→ Instructions for the task:
Without the images, output each record below as it stands.
______________________________
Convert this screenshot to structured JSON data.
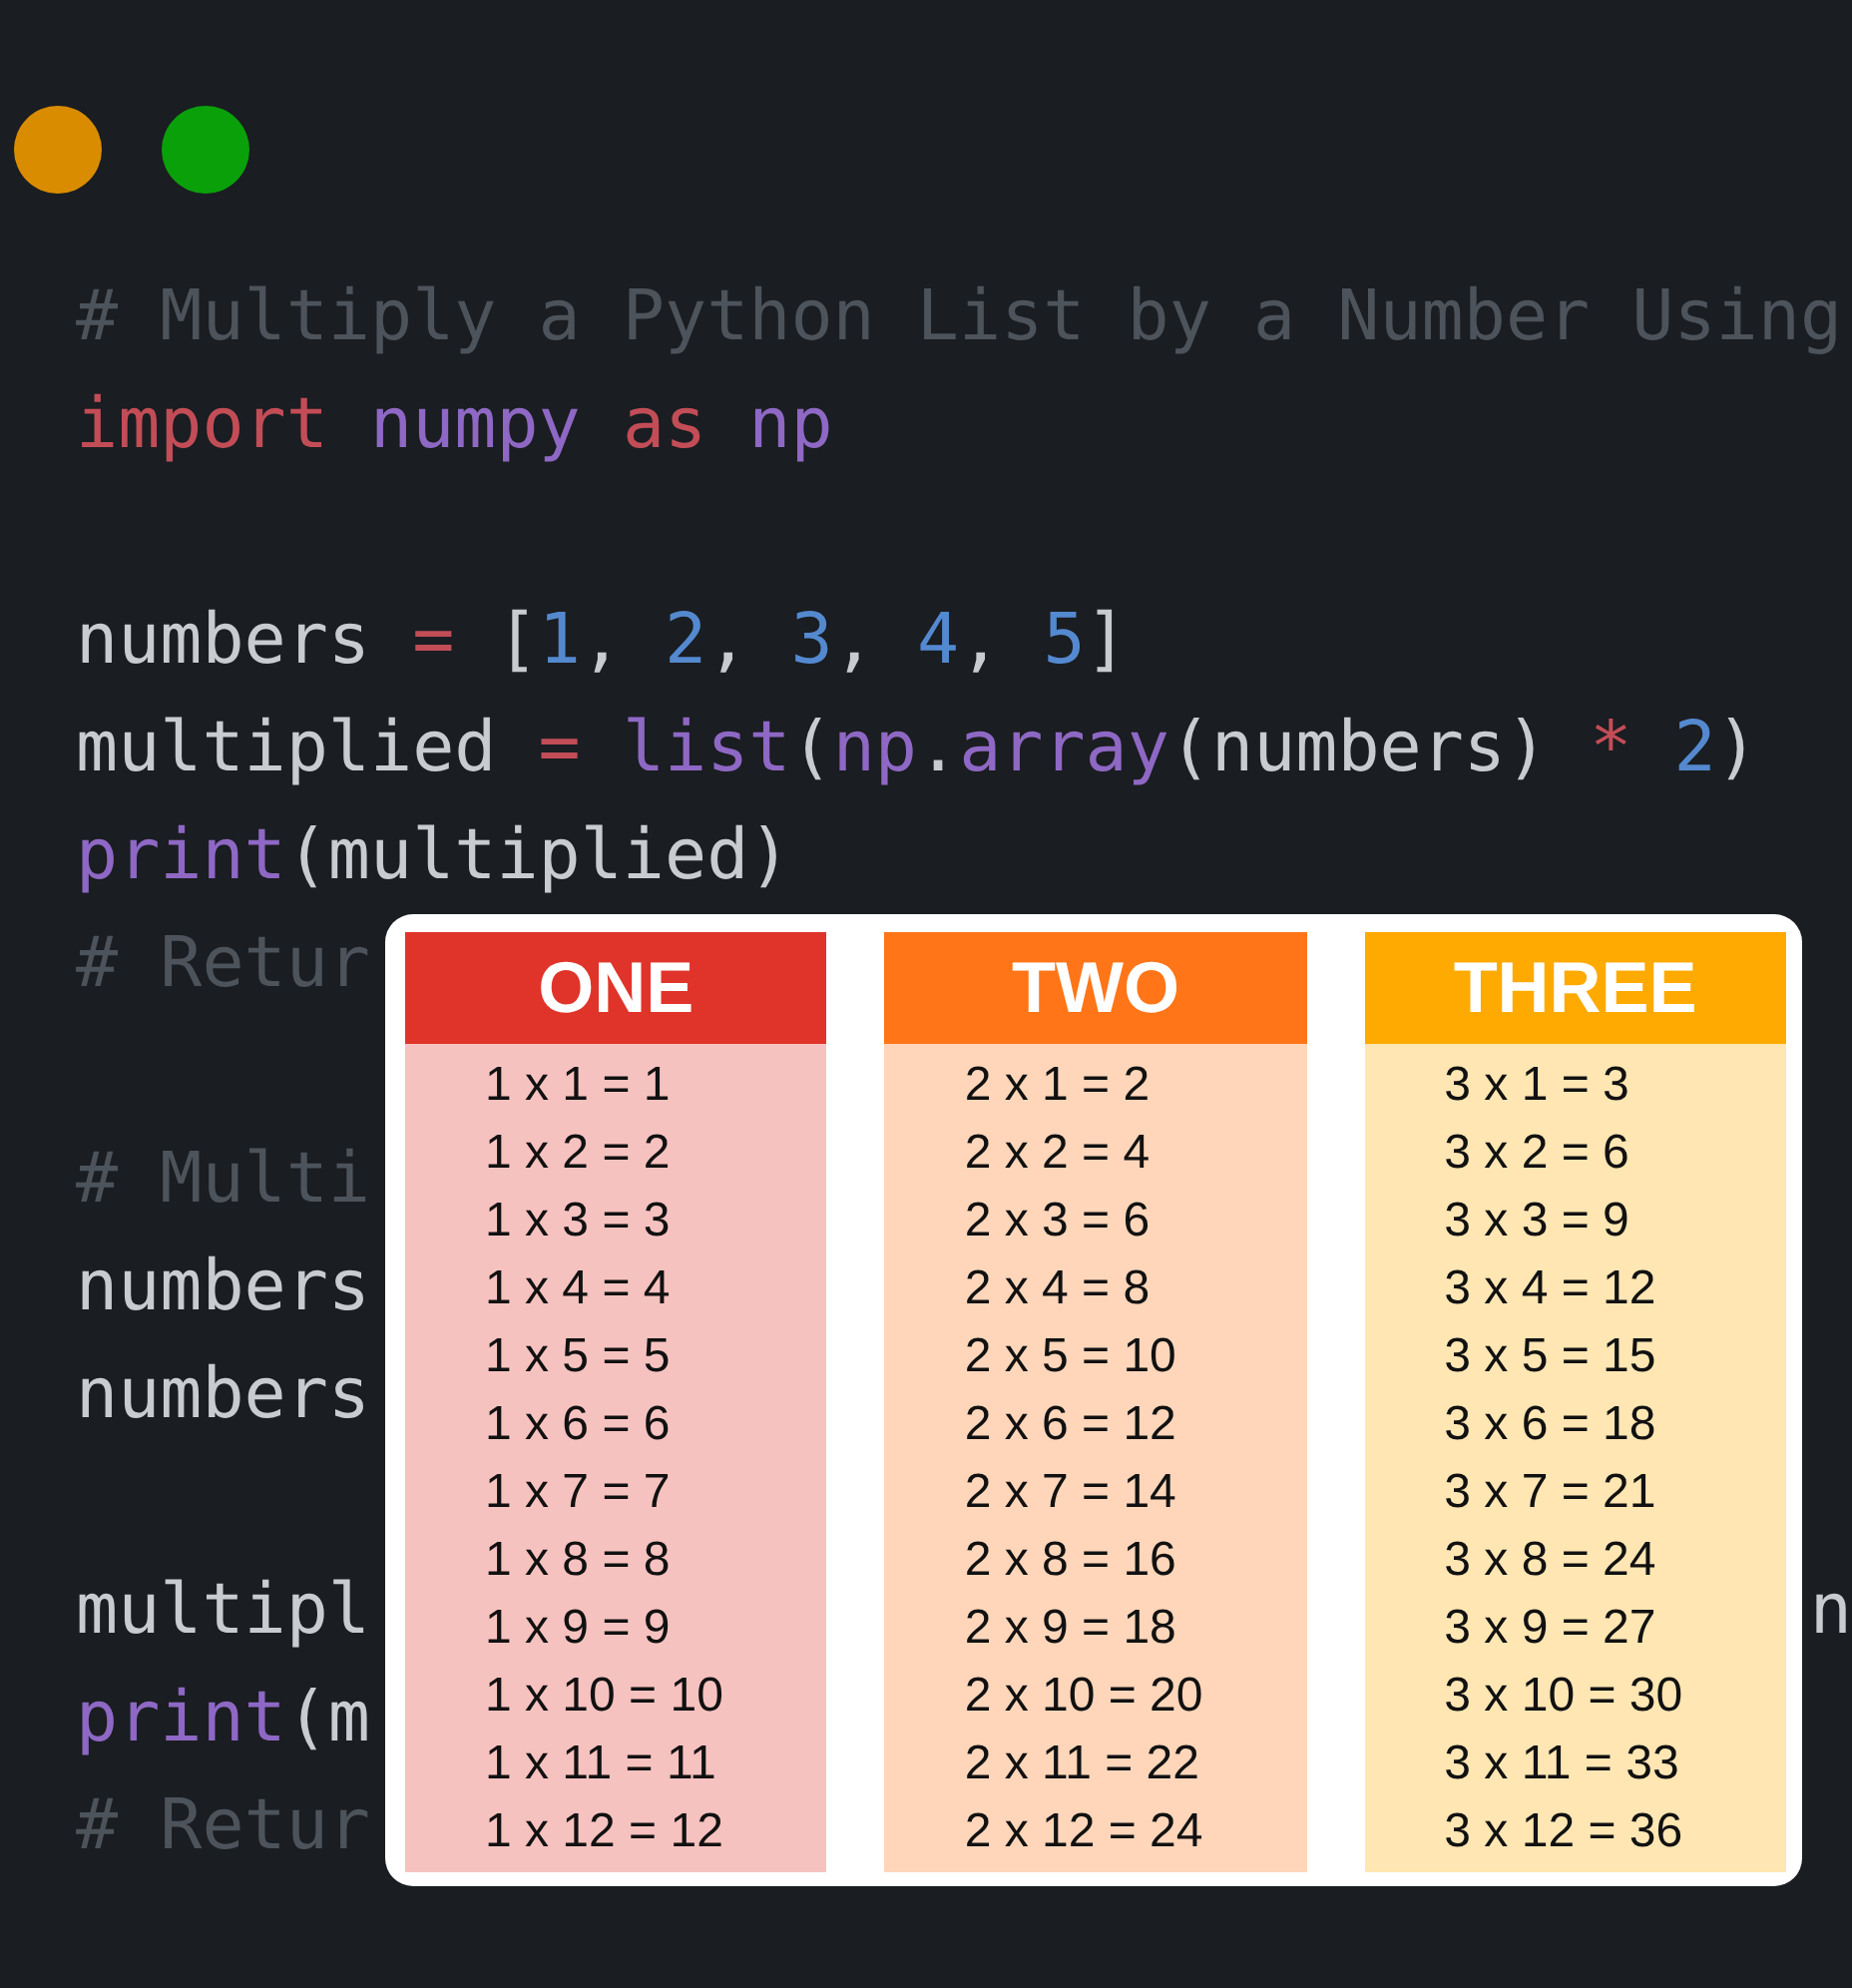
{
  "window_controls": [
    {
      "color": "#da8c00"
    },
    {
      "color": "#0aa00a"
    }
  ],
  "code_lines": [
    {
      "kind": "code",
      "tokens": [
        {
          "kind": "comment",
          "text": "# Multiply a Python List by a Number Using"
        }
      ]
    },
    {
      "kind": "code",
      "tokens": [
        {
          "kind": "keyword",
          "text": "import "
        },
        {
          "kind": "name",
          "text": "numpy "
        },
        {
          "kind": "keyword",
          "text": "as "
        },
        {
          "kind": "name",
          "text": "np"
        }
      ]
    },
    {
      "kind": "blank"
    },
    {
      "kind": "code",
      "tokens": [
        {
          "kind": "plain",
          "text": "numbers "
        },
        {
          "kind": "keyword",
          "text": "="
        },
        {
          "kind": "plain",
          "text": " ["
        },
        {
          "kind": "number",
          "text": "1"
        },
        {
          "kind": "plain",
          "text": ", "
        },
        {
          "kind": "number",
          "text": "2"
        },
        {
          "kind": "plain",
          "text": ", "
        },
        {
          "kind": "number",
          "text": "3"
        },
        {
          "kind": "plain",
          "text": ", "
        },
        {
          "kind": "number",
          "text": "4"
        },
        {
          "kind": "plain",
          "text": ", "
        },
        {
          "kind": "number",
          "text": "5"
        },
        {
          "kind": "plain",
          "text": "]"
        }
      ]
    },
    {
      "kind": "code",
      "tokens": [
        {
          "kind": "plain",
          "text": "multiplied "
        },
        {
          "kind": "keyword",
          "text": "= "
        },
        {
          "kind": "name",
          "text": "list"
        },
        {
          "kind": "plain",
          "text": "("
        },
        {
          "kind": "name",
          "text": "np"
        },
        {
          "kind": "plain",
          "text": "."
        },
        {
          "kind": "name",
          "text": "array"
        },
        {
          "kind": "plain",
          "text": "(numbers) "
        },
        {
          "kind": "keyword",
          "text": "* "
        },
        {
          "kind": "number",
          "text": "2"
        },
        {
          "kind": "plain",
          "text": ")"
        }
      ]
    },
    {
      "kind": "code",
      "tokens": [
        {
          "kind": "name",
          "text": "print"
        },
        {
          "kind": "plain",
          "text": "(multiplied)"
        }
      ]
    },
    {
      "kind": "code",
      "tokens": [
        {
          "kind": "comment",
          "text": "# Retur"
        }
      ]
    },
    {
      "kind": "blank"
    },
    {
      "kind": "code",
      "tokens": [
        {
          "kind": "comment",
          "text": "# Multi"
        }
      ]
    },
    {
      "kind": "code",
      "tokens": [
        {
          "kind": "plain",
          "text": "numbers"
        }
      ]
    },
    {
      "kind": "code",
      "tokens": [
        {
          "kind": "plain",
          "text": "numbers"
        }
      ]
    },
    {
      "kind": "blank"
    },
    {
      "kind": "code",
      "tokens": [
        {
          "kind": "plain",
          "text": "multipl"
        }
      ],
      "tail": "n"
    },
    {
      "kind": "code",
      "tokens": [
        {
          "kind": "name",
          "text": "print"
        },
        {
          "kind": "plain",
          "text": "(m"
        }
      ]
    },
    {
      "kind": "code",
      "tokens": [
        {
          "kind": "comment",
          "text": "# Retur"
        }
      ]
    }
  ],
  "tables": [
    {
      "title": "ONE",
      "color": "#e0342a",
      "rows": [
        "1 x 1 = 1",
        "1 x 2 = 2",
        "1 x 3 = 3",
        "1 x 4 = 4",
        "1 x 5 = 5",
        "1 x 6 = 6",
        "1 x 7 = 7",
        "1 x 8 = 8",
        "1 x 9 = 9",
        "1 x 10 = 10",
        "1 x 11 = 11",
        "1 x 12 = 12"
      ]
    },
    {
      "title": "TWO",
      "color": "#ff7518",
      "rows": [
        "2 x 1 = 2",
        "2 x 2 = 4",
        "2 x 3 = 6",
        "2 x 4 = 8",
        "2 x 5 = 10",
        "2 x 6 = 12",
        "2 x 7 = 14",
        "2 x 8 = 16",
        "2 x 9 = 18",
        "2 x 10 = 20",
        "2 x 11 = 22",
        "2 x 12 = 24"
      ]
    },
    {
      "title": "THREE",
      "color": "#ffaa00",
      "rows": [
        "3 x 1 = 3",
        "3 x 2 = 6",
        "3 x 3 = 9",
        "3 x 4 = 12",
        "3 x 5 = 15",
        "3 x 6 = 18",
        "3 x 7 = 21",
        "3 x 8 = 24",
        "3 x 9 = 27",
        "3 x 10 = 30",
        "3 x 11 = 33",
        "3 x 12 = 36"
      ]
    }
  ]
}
______________________________
→ Reply:
Convert this screenshot to structured JSON data.
{
  "window_controls": [
    {
      "color": "#da8c00"
    },
    {
      "color": "#0aa00a"
    }
  ],
  "code_lines": [
    {
      "kind": "code",
      "tokens": [
        {
          "kind": "comment",
          "text": "# Multiply a Python List by a Number Using"
        }
      ]
    },
    {
      "kind": "code",
      "tokens": [
        {
          "kind": "keyword",
          "text": "import "
        },
        {
          "kind": "name",
          "text": "numpy "
        },
        {
          "kind": "keyword",
          "text": "as "
        },
        {
          "kind": "name",
          "text": "np"
        }
      ]
    },
    {
      "kind": "blank"
    },
    {
      "kind": "code",
      "tokens": [
        {
          "kind": "plain",
          "text": "numbers "
        },
        {
          "kind": "keyword",
          "text": "="
        },
        {
          "kind": "plain",
          "text": " ["
        },
        {
          "kind": "number",
          "text": "1"
        },
        {
          "kind": "plain",
          "text": ", "
        },
        {
          "kind": "number",
          "text": "2"
        },
        {
          "kind": "plain",
          "text": ", "
        },
        {
          "kind": "number",
          "text": "3"
        },
        {
          "kind": "plain",
          "text": ", "
        },
        {
          "kind": "number",
          "text": "4"
        },
        {
          "kind": "plain",
          "text": ", "
        },
        {
          "kind": "number",
          "text": "5"
        },
        {
          "kind": "plain",
          "text": "]"
        }
      ]
    },
    {
      "kind": "code",
      "tokens": [
        {
          "kind": "plain",
          "text": "multiplied "
        },
        {
          "kind": "keyword",
          "text": "= "
        },
        {
          "kind": "name",
          "text": "list"
        },
        {
          "kind": "plain",
          "text": "("
        },
        {
          "kind": "name",
          "text": "np"
        },
        {
          "kind": "plain",
          "text": "."
        },
        {
          "kind": "name",
          "text": "array"
        },
        {
          "kind": "plain",
          "text": "(numbers) "
        },
        {
          "kind": "keyword",
          "text": "* "
        },
        {
          "kind": "number",
          "text": "2"
        },
        {
          "kind": "plain",
          "text": ")"
        }
      ]
    },
    {
      "kind": "code",
      "tokens": [
        {
          "kind": "name",
          "text": "print"
        },
        {
          "kind": "plain",
          "text": "(multiplied)"
        }
      ]
    },
    {
      "kind": "code",
      "tokens": [
        {
          "kind": "comment",
          "text": "# Retur"
        }
      ]
    },
    {
      "kind": "blank"
    },
    {
      "kind": "code",
      "tokens": [
        {
          "kind": "comment",
          "text": "# Multi"
        }
      ]
    },
    {
      "kind": "code",
      "tokens": [
        {
          "kind": "plain",
          "text": "numbers"
        }
      ]
    },
    {
      "kind": "code",
      "tokens": [
        {
          "kind": "plain",
          "text": "numbers"
        }
      ]
    },
    {
      "kind": "blank"
    },
    {
      "kind": "code",
      "tokens": [
        {
          "kind": "plain",
          "text": "multipl"
        }
      ],
      "tail": "n"
    },
    {
      "kind": "code",
      "tokens": [
        {
          "kind": "name",
          "text": "print"
        },
        {
          "kind": "plain",
          "text": "(m"
        }
      ]
    },
    {
      "kind": "code",
      "tokens": [
        {
          "kind": "comment",
          "text": "# Retur"
        }
      ]
    }
  ],
  "tables": [
    {
      "title": "ONE",
      "color": "#e0342a",
      "rows": [
        "1 x 1 = 1",
        "1 x 2 = 2",
        "1 x 3 = 3",
        "1 x 4 = 4",
        "1 x 5 = 5",
        "1 x 6 = 6",
        "1 x 7 = 7",
        "1 x 8 = 8",
        "1 x 9 = 9",
        "1 x 10 = 10",
        "1 x 11 = 11",
        "1 x 12 = 12"
      ]
    },
    {
      "title": "TWO",
      "color": "#ff7518",
      "rows": [
        "2 x 1 = 2",
        "2 x 2 = 4",
        "2 x 3 = 6",
        "2 x 4 = 8",
        "2 x 5 = 10",
        "2 x 6 = 12",
        "2 x 7 = 14",
        "2 x 8 = 16",
        "2 x 9 = 18",
        "2 x 10 = 20",
        "2 x 11 = 22",
        "2 x 12 = 24"
      ]
    },
    {
      "title": "THREE",
      "color": "#ffaa00",
      "rows": [
        "3 x 1 = 3",
        "3 x 2 = 6",
        "3 x 3 = 9",
        "3 x 4 = 12",
        "3 x 5 = 15",
        "3 x 6 = 18",
        "3 x 7 = 21",
        "3 x 8 = 24",
        "3 x 9 = 27",
        "3 x 10 = 30",
        "3 x 11 = 33",
        "3 x 12 = 36"
      ]
    }
  ]
}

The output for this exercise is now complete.